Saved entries
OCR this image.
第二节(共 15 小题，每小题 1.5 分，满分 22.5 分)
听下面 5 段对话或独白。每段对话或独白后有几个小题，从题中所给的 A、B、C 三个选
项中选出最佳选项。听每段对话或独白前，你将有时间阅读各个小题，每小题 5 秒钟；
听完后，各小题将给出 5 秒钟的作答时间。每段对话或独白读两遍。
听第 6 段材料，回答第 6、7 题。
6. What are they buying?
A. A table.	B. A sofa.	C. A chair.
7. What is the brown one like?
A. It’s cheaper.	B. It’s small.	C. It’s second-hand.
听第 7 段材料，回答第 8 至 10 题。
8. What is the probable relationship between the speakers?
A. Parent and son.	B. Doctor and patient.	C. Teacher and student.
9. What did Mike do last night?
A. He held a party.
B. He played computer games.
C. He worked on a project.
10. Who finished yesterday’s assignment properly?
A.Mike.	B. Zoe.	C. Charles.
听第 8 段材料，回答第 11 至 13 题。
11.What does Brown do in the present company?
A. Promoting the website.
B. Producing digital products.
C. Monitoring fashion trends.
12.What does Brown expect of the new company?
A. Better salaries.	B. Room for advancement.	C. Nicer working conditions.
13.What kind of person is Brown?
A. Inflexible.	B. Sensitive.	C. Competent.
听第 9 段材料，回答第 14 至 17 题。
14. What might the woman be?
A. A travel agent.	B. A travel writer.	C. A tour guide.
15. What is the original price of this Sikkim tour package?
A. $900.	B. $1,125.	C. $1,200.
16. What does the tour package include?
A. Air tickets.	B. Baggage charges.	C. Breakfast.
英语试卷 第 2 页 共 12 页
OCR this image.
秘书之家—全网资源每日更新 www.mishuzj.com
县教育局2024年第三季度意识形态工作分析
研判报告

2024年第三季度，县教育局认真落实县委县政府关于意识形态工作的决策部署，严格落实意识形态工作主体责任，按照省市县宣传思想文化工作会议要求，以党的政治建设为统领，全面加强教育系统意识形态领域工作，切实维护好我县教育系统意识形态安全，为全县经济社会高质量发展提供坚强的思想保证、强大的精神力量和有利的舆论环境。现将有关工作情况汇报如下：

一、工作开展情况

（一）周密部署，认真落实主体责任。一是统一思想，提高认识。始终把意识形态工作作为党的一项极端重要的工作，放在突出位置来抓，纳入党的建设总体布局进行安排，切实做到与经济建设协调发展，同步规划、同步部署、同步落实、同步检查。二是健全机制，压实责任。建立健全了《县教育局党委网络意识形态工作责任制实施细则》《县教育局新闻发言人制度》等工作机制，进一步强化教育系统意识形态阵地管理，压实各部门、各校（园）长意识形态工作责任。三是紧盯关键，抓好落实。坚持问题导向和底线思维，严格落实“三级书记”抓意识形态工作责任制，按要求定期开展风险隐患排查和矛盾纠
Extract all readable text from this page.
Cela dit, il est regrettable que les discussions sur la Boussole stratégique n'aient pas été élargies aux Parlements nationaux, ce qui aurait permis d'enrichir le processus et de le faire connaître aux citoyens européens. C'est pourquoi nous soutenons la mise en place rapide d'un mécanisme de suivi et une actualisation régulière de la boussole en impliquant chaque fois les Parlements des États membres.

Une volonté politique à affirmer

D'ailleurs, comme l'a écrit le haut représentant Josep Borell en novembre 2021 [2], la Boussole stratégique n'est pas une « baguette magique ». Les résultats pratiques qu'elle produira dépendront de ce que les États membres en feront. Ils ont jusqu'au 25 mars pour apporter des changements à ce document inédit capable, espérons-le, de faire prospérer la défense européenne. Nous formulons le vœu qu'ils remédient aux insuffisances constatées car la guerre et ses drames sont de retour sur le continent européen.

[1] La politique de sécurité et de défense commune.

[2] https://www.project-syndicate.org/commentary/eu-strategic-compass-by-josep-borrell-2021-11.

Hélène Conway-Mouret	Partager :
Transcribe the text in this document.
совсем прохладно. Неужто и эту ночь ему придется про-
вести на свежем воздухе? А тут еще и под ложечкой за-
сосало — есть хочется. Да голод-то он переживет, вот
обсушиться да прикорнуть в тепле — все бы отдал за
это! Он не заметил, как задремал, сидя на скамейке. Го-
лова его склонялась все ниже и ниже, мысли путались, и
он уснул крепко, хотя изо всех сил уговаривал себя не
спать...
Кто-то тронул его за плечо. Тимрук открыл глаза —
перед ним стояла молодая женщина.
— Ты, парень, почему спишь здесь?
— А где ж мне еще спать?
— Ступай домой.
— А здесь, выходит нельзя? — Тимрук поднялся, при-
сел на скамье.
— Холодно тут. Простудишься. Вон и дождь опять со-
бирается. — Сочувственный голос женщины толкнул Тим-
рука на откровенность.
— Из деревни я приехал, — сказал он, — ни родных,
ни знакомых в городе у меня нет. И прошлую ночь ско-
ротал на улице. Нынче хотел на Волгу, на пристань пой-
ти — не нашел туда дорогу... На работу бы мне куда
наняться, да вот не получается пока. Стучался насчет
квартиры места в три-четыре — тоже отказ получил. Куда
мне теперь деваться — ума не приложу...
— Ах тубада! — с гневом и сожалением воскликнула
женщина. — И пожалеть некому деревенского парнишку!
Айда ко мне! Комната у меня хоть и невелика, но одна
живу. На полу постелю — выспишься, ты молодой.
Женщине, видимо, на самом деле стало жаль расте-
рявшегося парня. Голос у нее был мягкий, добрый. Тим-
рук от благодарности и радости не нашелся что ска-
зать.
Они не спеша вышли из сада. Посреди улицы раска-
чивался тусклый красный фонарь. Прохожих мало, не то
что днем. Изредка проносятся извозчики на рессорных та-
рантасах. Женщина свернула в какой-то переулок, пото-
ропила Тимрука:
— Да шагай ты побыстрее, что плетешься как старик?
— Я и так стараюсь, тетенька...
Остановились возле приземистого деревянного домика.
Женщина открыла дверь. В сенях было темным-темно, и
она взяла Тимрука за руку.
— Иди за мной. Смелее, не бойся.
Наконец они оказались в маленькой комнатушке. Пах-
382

INSTRUCTIONS TO FOLLOW: Each entry above needs to be retyped exactly.

EXPECTED ANSWER:
OCR this image.
第二节(共 15 小题，每小题 1.5 分，满分 22.5 分)
听下面 5 段对话或独白。每段对话或独白后有几个小题，从题中所给的 A、B、C 三个选
项中选出最佳选项。听每段对话或独白前，你将有时间阅读各个小题，每小题 5 秒钟；
听完后，各小题将给出 5 秒钟的作答时间。每段对话或独白读两遍。
听第 6 段材料，回答第 6、7 题。
6. What are they buying?
A. A table.	B. A sofa.	C. A chair.
7. What is the brown one like?
A. It’s cheaper.	B. It’s small.	C. It’s second-hand.
听第 7 段材料，回答第 8 至 10 题。
8. What is the probable relationship between the speakers?
A. Parent and son.	B. Doctor and patient.	C. Teacher and student.
9. What did Mike do last night?
A. He held a party.
B. He played computer games.
C. He worked on a project.
10. Who finished yesterday’s assignment properly?
A.Mike.	B. Zoe.	C. Charles.
听第 8 段材料，回答第 11 至 13 题。
11.What does Brown do in the present company?
A. Promoting the website.
B. Producing digital products.
C. Monitoring fashion trends.
12.What does Brown expect of the new company?
A. Better salaries.	B. Room for advancement.	C. Nicer working conditions.
13.What kind of person is Brown?
A. Inflexible.	B. Sensitive.	C. Competent.
听第 9 段材料，回答第 14 至 17 题。
14. What might the woman be?
A. A travel agent.	B. A travel writer.	C. A tour guide.
15. What is the original price of this Sikkim tour package?
A. $900.	B. $1,125.	C. $1,200.
16. What does the tour package include?
A. Air tickets.	B. Baggage charges.	C. Breakfast.
英语试卷 第 2 页 共 12 页
OCR this image.
秘书之家—全网资源每日更新 www.mishuzj.com
县教育局2024年第三季度意识形态工作分析
研判报告

2024年第三季度，县教育局认真落实县委县政府关于意识形态工作的决策部署，严格落实意识形态工作主体责任，按照省市县宣传思想文化工作会议要求，以党的政治建设为统领，全面加强教育系统意识形态领域工作，切实维护好我县教育系统意识形态安全，为全县经济社会高质量发展提供坚强的思想保证、强大的精神力量和有利的舆论环境。现将有关工作情况汇报如下：

一、工作开展情况

（一）周密部署，认真落实主体责任。一是统一思想，提高认识。始终把意识形态工作作为党的一项极端重要的工作，放在突出位置来抓，纳入党的建设总体布局进行安排，切实做到与经济建设协调发展，同步规划、同步部署、同步落实、同步检查。二是健全机制，压实责任。建立健全了《县教育局党委网络意识形态工作责任制实施细则》《县教育局新闻发言人制度》等工作机制，进一步强化教育系统意识形态阵地管理，压实各部门、各校（园）长意识形态工作责任。三是紧盯关键，抓好落实。坚持问题导向和底线思维，严格落实“三级书记”抓意识形态工作责任制，按要求定期开展风险隐患排查和矛盾纠
Extract all readable text from this page.
Cela dit, il est regrettable que les discussions sur la Boussole stratégique n'aient pas été élargies aux Parlements nationaux, ce qui aurait permis d'enrichir le processus et de le faire connaître aux citoyens européens. C'est pourquoi nous soutenons la mise en place rapide d'un mécanisme de suivi et une actualisation régulière de la boussole en impliquant chaque fois les Parlements des États membres.

Une volonté politique à affirmer

D'ailleurs, comme l'a écrit le haut représentant Josep Borell en novembre 2021 [2], la Boussole stratégique n'est pas une « baguette magique ». Les résultats pratiques qu'elle produira dépendront de ce que les États membres en feront. Ils ont jusqu'au 25 mars pour apporter des changements à ce document inédit capable, espérons-le, de faire prospérer la défense européenne. Nous formulons le vœu qu'ils remédient aux insuffisances constatées car la guerre et ses drames sont de retour sur le continent européen.

[1] La politique de sécurité et de défense commune.

[2] https://www.project-syndicate.org/commentary/eu-strategic-compass-by-josep-borrell-2021-11.

Hélène Conway-Mouret	Partager :
Transcribe the text in this document.
совсем прохладно. Неужто и эту ночь ему придется про-
вести на свежем воздухе? А тут еще и под ложечкой за-
сосало — есть хочется. Да голод-то он переживет, вот
обсушиться да прикорнуть в тепле — все бы отдал за
это! Он не заметил, как задремал, сидя на скамейке. Го-
лова его склонялась все ниже и ниже, мысли путались, и
он уснул крепко, хотя изо всех сил уговаривал себя не
спать...
Кто-то тронул его за плечо. Тимрук открыл глаза —
перед ним стояла молодая женщина.
— Ты, парень, почему спишь здесь?
— А где ж мне еще спать?
— Ступай домой.
— А здесь, выходит нельзя? — Тимрук поднялся, при-
сел на скамье.
— Холодно тут. Простудишься. Вон и дождь опять со-
бирается. — Сочувственный голос женщины толкнул Тим-
рука на откровенность.
— Из деревни я приехал, — сказал он, — ни родных,
ни знакомых в городе у меня нет. И прошлую ночь ско-
ротал на улице. Нынче хотел на Волгу, на пристань пой-
ти — не нашел туда дорогу... На работу бы мне куда
наняться, да вот не получается пока. Стучался насчет
квартиры места в три-четыре — тоже отказ получил. Куда
мне теперь деваться — ума не приложу...
— Ах тубада! — с гневом и сожалением воскликнула
женщина. — И пожалеть некому деревенского парнишку!
Айда ко мне! Комната у меня хоть и невелика, но одна
живу. На полу постелю — выспишься, ты молодой.
Женщине, видимо, на самом деле стало жаль расте-
рявшегося парня. Голос у нее был мягкий, добрый. Тим-
рук от благодарности и радости не нашелся что ска-
зать.
Они не спеша вышли из сада. Посреди улицы раска-
чивался тусклый красный фонарь. Прохожих мало, не то
что днем. Изредка проносятся извозчики на рессорных та-
рантасах. Женщина свернула в какой-то переулок, пото-
ропила Тимрука:
— Да шагай ты побыстрее, что плетешься как старик?
— Я и так стараюсь, тетенька...
Остановились возле приземистого деревянного домика.
Женщина открыла дверь. В сенях было темным-темно, и
она взяла Тимрука за руку.
— Иди за мной. Смелее, не бойся.
Наконец они оказались в маленькой комнатушке. Пах-
382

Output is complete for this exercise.